Data listing:
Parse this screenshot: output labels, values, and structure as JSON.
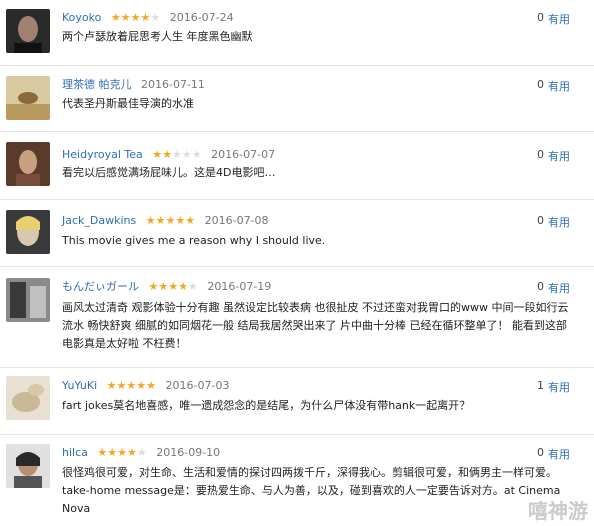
{
  "comments": [
    {
      "name": "Koyoko",
      "rating": 4,
      "date": "2016-07-24",
      "text": "两个卢瑟放着屁思考人生 年度黑色幽默",
      "count": "0",
      "useful": "有用"
    },
    {
      "name": "理茶德 帕克儿",
      "rating": 0,
      "date": "2016-07-11",
      "text": "代表圣丹斯最佳导演的水准",
      "count": "0",
      "useful": "有用"
    },
    {
      "name": "Heidyroyal Tea",
      "rating": 2,
      "date": "2016-07-07",
      "text": "看完以后感觉满场屁味儿。这是4D电影吧…",
      "count": "0",
      "useful": "有用"
    },
    {
      "name": "Jack_Dawkins",
      "rating": 5,
      "date": "2016-07-08",
      "text": "This movie gives me a reason why I should live.",
      "count": "0",
      "useful": "有用"
    },
    {
      "name": "もんだぃガール",
      "rating": 4,
      "date": "2016-07-19",
      "text": "画风太过清奇 观影体验十分有趣 虽然设定比较表病 也很扯皮 不过还蛮对我胃口的www 中间一段如行云流水 畅快舒爽 细腻的如同烟花一般 结局我居然哭出来了 片中曲十分棒 已经在循环整单了！ 能看到这部电影真是太好啦 不枉费！",
      "count": "0",
      "useful": "有用"
    },
    {
      "name": "YuYuKi",
      "rating": 5,
      "date": "2016-07-03",
      "text": "fart jokes莫名地喜感，唯一遗成怨念的是结尾，为什么尸体没有带hank一起离开？",
      "count": "1",
      "useful": "有用"
    },
    {
      "name": "hilca",
      "rating": 4,
      "date": "2016-09-10",
      "text": "很怪鸡很可爱，对生命、生活和爱情的探讨四两拨千斤，深得我心。剪辑很可爱，和俩男主一样可爱。take-home message是：要热爱生命、与人为善，以及，碰到喜欢的人一定要告诉对方。at Cinema Nova",
      "count": "0",
      "useful": "有用"
    }
  ],
  "star_filled": "★",
  "star_empty": "★",
  "colors": {
    "star_filled": "#f5a623",
    "star_empty": "#dddddd",
    "name": "#2f6fb6",
    "useful": "#2f6fb6"
  },
  "watermark": "嘻神游"
}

Aim of the task: Restate each entry word for word, leaving out any pictures.

Task answer:
Parse this screenshot: output labels, values, and structure as JSON.
{
  "comments": [
    {
      "name": "Koyoko",
      "rating": 4,
      "date": "2016-07-24",
      "text": "两个卢瑟放着屁思考人生 年度黑色幽默",
      "count": "0",
      "useful": "有用"
    },
    {
      "name": "理茶德 帕克儿",
      "rating": 0,
      "date": "2016-07-11",
      "text": "代表圣丹斯最佳导演的水准",
      "count": "0",
      "useful": "有用"
    },
    {
      "name": "Heidyroyal Tea",
      "rating": 2,
      "date": "2016-07-07",
      "text": "看完以后感觉满场屁味儿。这是4D电影吧…",
      "count": "0",
      "useful": "有用"
    },
    {
      "name": "Jack_Dawkins",
      "rating": 5,
      "date": "2016-07-08",
      "text": "This movie gives me a reason why I should live.",
      "count": "0",
      "useful": "有用"
    },
    {
      "name": "もんだぃガール",
      "rating": 4,
      "date": "2016-07-19",
      "text": "画风太过清奇 观影体验十分有趣 虽然设定比较表病 也很扯皮 不过还蛮对我胃口的www 中间一段如行云流水 畅快舒爽 细腻的如同烟花一般 结局我居然哭出来了 片中曲十分棒 已经在循环整单了！ 能看到这部电影真是太好啦 不枉费！",
      "count": "0",
      "useful": "有用"
    },
    {
      "name": "YuYuKi",
      "rating": 5,
      "date": "2016-07-03",
      "text": "fart jokes莫名地喜感，唯一遗成怨念的是结尾，为什么尸体没有带hank一起离开？",
      "count": "1",
      "useful": "有用"
    },
    {
      "name": "hilca",
      "rating": 4,
      "date": "2016-09-10",
      "text": "很怪鸡很可爱，对生命、生活和爱情的探讨四两拨千斤，深得我心。剪辑很可爱，和俩男主一样可爱。take-home message是：要热爱生命、与人为善，以及，碰到喜欢的人一定要告诉对方。at Cinema Nova",
      "count": "0",
      "useful": "有用"
    }
  ],
  "star_filled": "★",
  "star_empty": "★",
  "colors": {
    "star_filled": "#f5a623",
    "star_empty": "#dddddd",
    "name": "#2f6fb6",
    "useful": "#2f6fb6"
  },
  "watermark": "嘻神游"
}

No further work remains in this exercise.